Written instruction: Below are some records. Say how many of their lines contain the string "xlabel", and give nothing but the number.
====== Records supplied ======
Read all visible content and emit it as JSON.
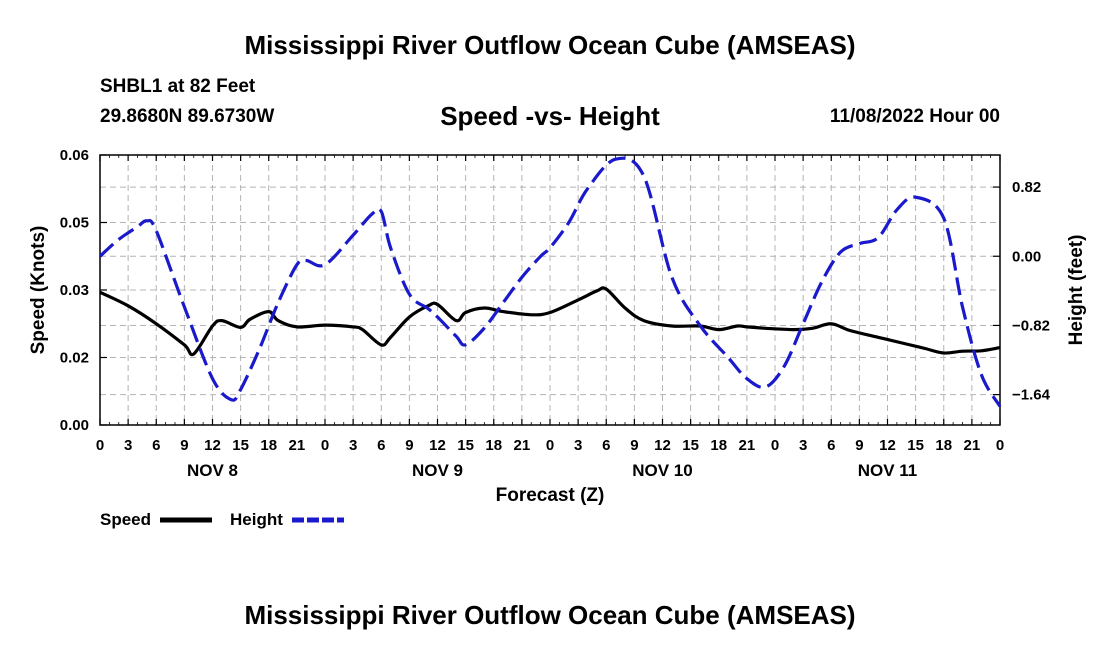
{
  "header": {
    "title": "Mississippi River Outflow Ocean Cube (AMSEAS)",
    "station": "SHBL1 at 82 Feet",
    "coords": "29.8680N  89.6730W",
    "subtitle": "Speed -vs- Height",
    "datetime": "11/08/2022 Hour 00"
  },
  "footer": {
    "title": "Mississippi River Outflow Ocean Cube (AMSEAS)"
  },
  "chart_data": {
    "type": "line",
    "xlabel": "Forecast (Z)",
    "ylabel": "Speed (Knots)",
    "y2label": "Height (feet)",
    "x_range": [
      0,
      96
    ],
    "ylim": [
      0.0,
      0.06
    ],
    "y2lim": [
      -2.0,
      1.2
    ],
    "grid": true,
    "legend_position": "bottom-left",
    "x_ticks": [
      "0",
      "3",
      "6",
      "9",
      "12",
      "15",
      "18",
      "21",
      "0",
      "3",
      "6",
      "9",
      "12",
      "15",
      "18",
      "21",
      "0",
      "3",
      "6",
      "9",
      "12",
      "15",
      "18",
      "21",
      "0",
      "3",
      "6",
      "9",
      "12",
      "15",
      "18",
      "21",
      "0"
    ],
    "day_labels": [
      "NOV 8",
      "NOV 9",
      "NOV 10",
      "NOV 11"
    ],
    "y_ticks": [
      "0.00",
      "0.02",
      "0.03",
      "0.05",
      "0.06"
    ],
    "y_tick_values": [
      0.0,
      0.015,
      0.03,
      0.045,
      0.06
    ],
    "y2_ticks": [
      "0.82",
      "0.00",
      "−0.82",
      "−1.64"
    ],
    "y2_tick_values": [
      0.82,
      0.0,
      -0.82,
      -1.64
    ],
    "series": [
      {
        "name": "Speed",
        "color": "#000000",
        "dash": "solid",
        "axis": "left",
        "x": [
          0,
          3,
          6,
          9,
          10,
          12,
          13,
          15,
          16,
          18,
          19,
          21,
          24,
          27,
          28,
          30,
          31,
          33,
          35,
          36,
          38,
          39,
          41,
          43,
          46,
          48,
          51,
          53,
          54,
          56,
          58,
          61,
          64,
          66,
          68,
          69,
          71,
          74,
          76,
          78,
          80,
          83,
          86,
          88,
          90,
          92,
          94,
          96
        ],
        "y": [
          0.0295,
          0.0265,
          0.0225,
          0.0178,
          0.0158,
          0.022,
          0.0232,
          0.0217,
          0.0235,
          0.0252,
          0.0232,
          0.0218,
          0.0222,
          0.0218,
          0.0212,
          0.0178,
          0.0195,
          0.024,
          0.0265,
          0.0268,
          0.0232,
          0.025,
          0.026,
          0.0252,
          0.0245,
          0.025,
          0.0278,
          0.0298,
          0.0302,
          0.026,
          0.0232,
          0.022,
          0.022,
          0.0212,
          0.022,
          0.0218,
          0.0215,
          0.0212,
          0.0215,
          0.0225,
          0.021,
          0.0195,
          0.018,
          0.017,
          0.016,
          0.0164,
          0.0165,
          0.0172
        ]
      },
      {
        "name": "Height",
        "color": "#1a1acc",
        "dash": "dashed",
        "axis": "right",
        "x": [
          0,
          2,
          4,
          5,
          6,
          9,
          12,
          14,
          15,
          17,
          19,
          21,
          22,
          24,
          27,
          29,
          30,
          31,
          33,
          35,
          36,
          38,
          39,
          41,
          43,
          45,
          47,
          48,
          50,
          52,
          55,
          58,
          61,
          64,
          67,
          69,
          71,
          73,
          75,
          77,
          79,
          81,
          83,
          85,
          87,
          90,
          92,
          94,
          96
        ],
        "y": [
          0.0,
          0.2,
          0.35,
          0.42,
          0.3,
          -0.6,
          -1.45,
          -1.7,
          -1.58,
          -1.1,
          -0.55,
          -0.1,
          -0.05,
          -0.1,
          0.25,
          0.5,
          0.53,
          0.1,
          -0.45,
          -0.62,
          -0.72,
          -0.95,
          -1.05,
          -0.85,
          -0.55,
          -0.25,
          0.0,
          0.1,
          0.4,
          0.8,
          1.15,
          0.95,
          -0.25,
          -0.82,
          -1.2,
          -1.45,
          -1.55,
          -1.3,
          -0.8,
          -0.3,
          0.05,
          0.15,
          0.22,
          0.55,
          0.7,
          0.45,
          -0.6,
          -1.4,
          -1.78
        ]
      }
    ]
  }
}
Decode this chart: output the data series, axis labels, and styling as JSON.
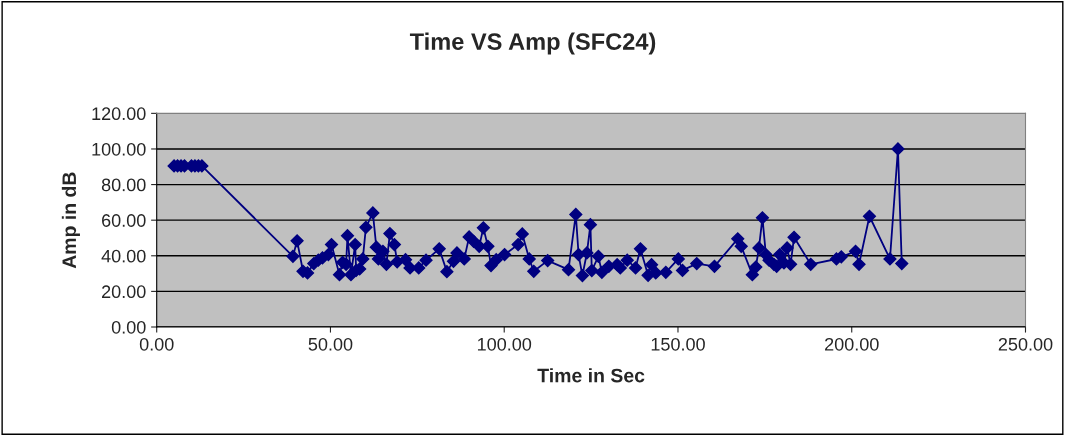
{
  "chart_data": {
    "type": "line",
    "title": "Time VS Amp (SFC24)",
    "xlabel": "Time in Sec",
    "ylabel": "Amp in dB",
    "series": [
      {
        "color": "#000080",
        "x": [
          5,
          6,
          7,
          8,
          10,
          11,
          12,
          13,
          39.2,
          40.4,
          42.1,
          43.4,
          45.2,
          46.5,
          47.7,
          49.4,
          50.3,
          52.6,
          53.5,
          54.5,
          54.9,
          55.9,
          57.1,
          57.4,
          58.4,
          59.3,
          60.2,
          62.2,
          63.2,
          63.8,
          65.1,
          66.1,
          67.1,
          68.4,
          69.2,
          71.6,
          72.9,
          75.4,
          77.5,
          81.3,
          83.5,
          85.4,
          86.4,
          88.5,
          89.9,
          91.2,
          92.8,
          94.0,
          95.3,
          96.2,
          97.7,
          100.1,
          104.0,
          105.2,
          107.2,
          108.5,
          112.5,
          118.5,
          120.6,
          121.4,
          122.5,
          123.8,
          124.8,
          125.2,
          127.1,
          128.1,
          130.1,
          132.5,
          133.4,
          135.4,
          137.8,
          139.2,
          141.4,
          142.4,
          143.6,
          146.5,
          150.1,
          151.3,
          155.4,
          160.5,
          167.2,
          168.2,
          171.4,
          172.4,
          173.3,
          174.3,
          175.3,
          176.2,
          177.6,
          178.4,
          179.3,
          180.5,
          181.4,
          182.4,
          183.4,
          188.2,
          195.6,
          197.0,
          201.1,
          202.1,
          205.1,
          211.0,
          213.3,
          214.4
        ],
        "values": [
          90.5,
          90.5,
          90.5,
          90.5,
          90.5,
          90.5,
          90.5,
          90.5,
          39.7,
          48.4,
          31.3,
          30.4,
          35.6,
          37.5,
          38.8,
          40.7,
          46.3,
          29.4,
          36.3,
          35.2,
          51.3,
          29.4,
          46.3,
          31.8,
          32.6,
          38.2,
          56,
          64.1,
          44.8,
          38.2,
          42.5,
          35.2,
          52.5,
          46.3,
          36.6,
          37.8,
          33.2,
          33.2,
          37.5,
          43.9,
          31.1,
          36.9,
          41.6,
          38.2,
          50.6,
          48.1,
          45.3,
          55.7,
          45.3,
          34.5,
          37.8,
          40.7,
          46.3,
          52.3,
          38.2,
          31.3,
          37.3,
          32.2,
          63.2,
          40.7,
          28.9,
          41.6,
          57.5,
          31.7,
          39.7,
          30.7,
          34.1,
          35.0,
          33.2,
          37.5,
          33.2,
          43.9,
          29.0,
          35.0,
          30.4,
          30.7,
          38.2,
          31.8,
          35.6,
          34.1,
          49.5,
          45.3,
          29.4,
          33.7,
          44.4,
          61.3,
          40.7,
          37.5,
          35.2,
          34.1,
          40.7,
          36.0,
          44.4,
          35.2,
          50.4,
          35.2,
          38.2,
          39.4,
          42.5,
          35.2,
          62.2,
          38.2,
          100,
          35.6
        ]
      }
    ],
    "xlim": [
      0,
      250
    ],
    "xticks": [
      {
        "value": 0,
        "label": "0.00"
      },
      {
        "value": 50,
        "label": "50.00"
      },
      {
        "value": 100,
        "label": "100.00"
      },
      {
        "value": 150,
        "label": "150.00"
      },
      {
        "value": 200,
        "label": "200.00"
      },
      {
        "value": 250,
        "label": "250.00"
      }
    ],
    "ylim": [
      0,
      120
    ],
    "yticks": [
      {
        "value": 0,
        "label": "0.00"
      },
      {
        "value": 20,
        "label": "20.00"
      },
      {
        "value": 40,
        "label": "40.00"
      },
      {
        "value": 60,
        "label": "60.00"
      },
      {
        "value": 80,
        "label": "80.00"
      },
      {
        "value": 100,
        "label": "100.00"
      },
      {
        "value": 120,
        "label": "120.00"
      }
    ],
    "grid": "y",
    "marker": "diamond",
    "line_style": "solid",
    "legend": false
  }
}
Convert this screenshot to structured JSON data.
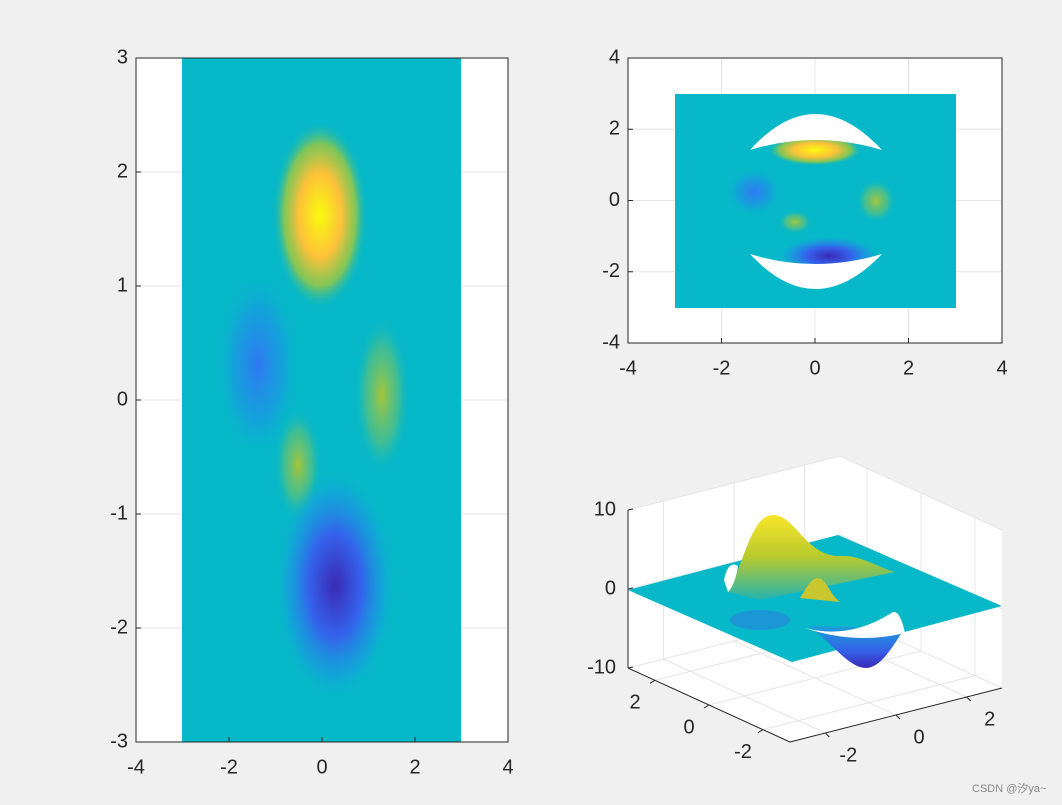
{
  "chart_data": [
    {
      "type": "surface",
      "view": "top",
      "xlim": [
        -4,
        4
      ],
      "xticks": [
        -4,
        -2,
        0,
        2,
        4
      ],
      "ylim": [
        -3,
        3
      ],
      "yticks": [
        -3,
        -2,
        -1,
        0,
        1,
        2,
        3
      ],
      "grid": true
    },
    {
      "type": "surface",
      "view": "top",
      "xlim": [
        -4,
        4
      ],
      "xticks": [
        -4,
        -2,
        0,
        2,
        4
      ],
      "ylim": [
        -4,
        4
      ],
      "yticks": [
        -4,
        -2,
        0,
        2,
        4
      ],
      "grid": true
    },
    {
      "type": "surface",
      "view": "3d",
      "xlim": [
        -3,
        3
      ],
      "xticks": [
        -2,
        0,
        2
      ],
      "ylim": [
        -3,
        3
      ],
      "yticks": [
        -2,
        0,
        2
      ],
      "zlim": [
        -10,
        10
      ],
      "zticks": [
        -10,
        0,
        10
      ],
      "grid": true
    }
  ],
  "watermark": "CSDN @汐ya~"
}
======
Worked solution: 2